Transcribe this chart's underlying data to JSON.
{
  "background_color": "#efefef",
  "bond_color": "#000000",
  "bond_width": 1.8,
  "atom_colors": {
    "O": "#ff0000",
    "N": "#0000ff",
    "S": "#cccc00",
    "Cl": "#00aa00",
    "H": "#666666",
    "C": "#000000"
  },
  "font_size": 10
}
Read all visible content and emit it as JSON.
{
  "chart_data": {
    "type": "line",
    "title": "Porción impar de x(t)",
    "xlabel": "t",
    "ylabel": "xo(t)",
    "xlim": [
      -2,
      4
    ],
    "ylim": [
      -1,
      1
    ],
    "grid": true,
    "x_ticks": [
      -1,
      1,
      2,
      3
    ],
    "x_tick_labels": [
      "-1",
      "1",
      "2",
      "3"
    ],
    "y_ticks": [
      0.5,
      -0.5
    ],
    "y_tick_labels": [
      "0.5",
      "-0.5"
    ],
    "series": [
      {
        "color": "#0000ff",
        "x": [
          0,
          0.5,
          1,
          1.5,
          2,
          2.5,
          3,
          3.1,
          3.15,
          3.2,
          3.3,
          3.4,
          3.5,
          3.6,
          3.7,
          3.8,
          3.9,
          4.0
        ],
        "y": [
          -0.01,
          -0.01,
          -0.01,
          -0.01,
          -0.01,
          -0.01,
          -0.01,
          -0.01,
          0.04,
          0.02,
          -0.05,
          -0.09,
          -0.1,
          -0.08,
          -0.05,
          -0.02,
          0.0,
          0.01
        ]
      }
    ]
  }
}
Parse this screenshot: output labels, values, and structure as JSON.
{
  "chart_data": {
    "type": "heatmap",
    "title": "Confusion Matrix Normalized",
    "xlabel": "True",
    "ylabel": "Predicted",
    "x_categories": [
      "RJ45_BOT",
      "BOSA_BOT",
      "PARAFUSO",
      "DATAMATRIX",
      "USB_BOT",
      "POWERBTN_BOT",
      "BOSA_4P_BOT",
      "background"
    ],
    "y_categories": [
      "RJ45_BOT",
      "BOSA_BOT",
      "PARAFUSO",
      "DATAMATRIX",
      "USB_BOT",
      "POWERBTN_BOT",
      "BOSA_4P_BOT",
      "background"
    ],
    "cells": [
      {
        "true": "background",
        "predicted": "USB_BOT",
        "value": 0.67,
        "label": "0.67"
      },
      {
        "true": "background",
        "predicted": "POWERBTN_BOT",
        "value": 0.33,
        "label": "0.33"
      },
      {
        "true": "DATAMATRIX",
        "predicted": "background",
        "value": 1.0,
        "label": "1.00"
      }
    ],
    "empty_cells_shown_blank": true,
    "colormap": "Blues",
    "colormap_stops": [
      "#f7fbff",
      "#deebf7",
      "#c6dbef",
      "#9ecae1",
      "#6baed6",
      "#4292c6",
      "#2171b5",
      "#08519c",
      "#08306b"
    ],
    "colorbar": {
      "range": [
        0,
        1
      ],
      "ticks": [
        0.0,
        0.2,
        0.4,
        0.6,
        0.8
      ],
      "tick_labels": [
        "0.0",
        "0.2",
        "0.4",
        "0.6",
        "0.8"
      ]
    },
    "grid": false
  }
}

> _Written task_:
The records above should all be quoted exactly, please.

> _Finished exercise_:
Transcribe this chart's underlying data to JSON.
{
  "background_color": "#efefef",
  "bond_color": "#000000",
  "bond_width": 1.8,
  "atom_colors": {
    "O": "#ff0000",
    "N": "#0000ff",
    "S": "#cccc00",
    "Cl": "#00aa00",
    "H": "#666666",
    "C": "#000000"
  },
  "font_size": 10
}
Read all visible content and emit it as JSON.
{
  "chart_data": {
    "type": "line",
    "title": "Porción impar de x(t)",
    "xlabel": "t",
    "ylabel": "xo(t)",
    "xlim": [
      -2,
      4
    ],
    "ylim": [
      -1,
      1
    ],
    "grid": true,
    "x_ticks": [
      -1,
      1,
      2,
      3
    ],
    "x_tick_labels": [
      "-1",
      "1",
      "2",
      "3"
    ],
    "y_ticks": [
      0.5,
      -0.5
    ],
    "y_tick_labels": [
      "0.5",
      "-0.5"
    ],
    "series": [
      {
        "color": "#0000ff",
        "x": [
          0,
          0.5,
          1,
          1.5,
          2,
          2.5,
          3,
          3.1,
          3.15,
          3.2,
          3.3,
          3.4,
          3.5,
          3.6,
          3.7,
          3.8,
          3.9,
          4.0
        ],
        "y": [
          -0.01,
          -0.01,
          -0.01,
          -0.01,
          -0.01,
          -0.01,
          -0.01,
          -0.01,
          0.04,
          0.02,
          -0.05,
          -0.09,
          -0.1,
          -0.08,
          -0.05,
          -0.02,
          0.0,
          0.01
        ]
      }
    ]
  }
}
Parse this screenshot: output labels, values, and structure as JSON.
{
  "chart_data": {
    "type": "heatmap",
    "title": "Confusion Matrix Normalized",
    "xlabel": "True",
    "ylabel": "Predicted",
    "x_categories": [
      "RJ45_BOT",
      "BOSA_BOT",
      "PARAFUSO",
      "DATAMATRIX",
      "USB_BOT",
      "POWERBTN_BOT",
      "BOSA_4P_BOT",
      "background"
    ],
    "y_categories": [
      "RJ45_BOT",
      "BOSA_BOT",
      "PARAFUSO",
      "DATAMATRIX",
      "USB_BOT",
      "POWERBTN_BOT",
      "BOSA_4P_BOT",
      "background"
    ],
    "cells": [
      {
        "true": "background",
        "predicted": "USB_BOT",
        "value": 0.67,
        "label": "0.67"
      },
      {
        "true": "background",
        "predicted": "POWERBTN_BOT",
        "value": 0.33,
        "label": "0.33"
      },
      {
        "true": "DATAMATRIX",
        "predicted": "background",
        "value": 1.0,
        "label": "1.00"
      }
    ],
    "empty_cells_shown_blank": true,
    "colormap": "Blues",
    "colormap_stops": [
      "#f7fbff",
      "#deebf7",
      "#c6dbef",
      "#9ecae1",
      "#6baed6",
      "#4292c6",
      "#2171b5",
      "#08519c",
      "#08306b"
    ],
    "colorbar": {
      "range": [
        0,
        1
      ],
      "ticks": [
        0.0,
        0.2,
        0.4,
        0.6,
        0.8
      ],
      "tick_labels": [
        "0.0",
        "0.2",
        "0.4",
        "0.6",
        "0.8"
      ]
    },
    "grid": false
  }
}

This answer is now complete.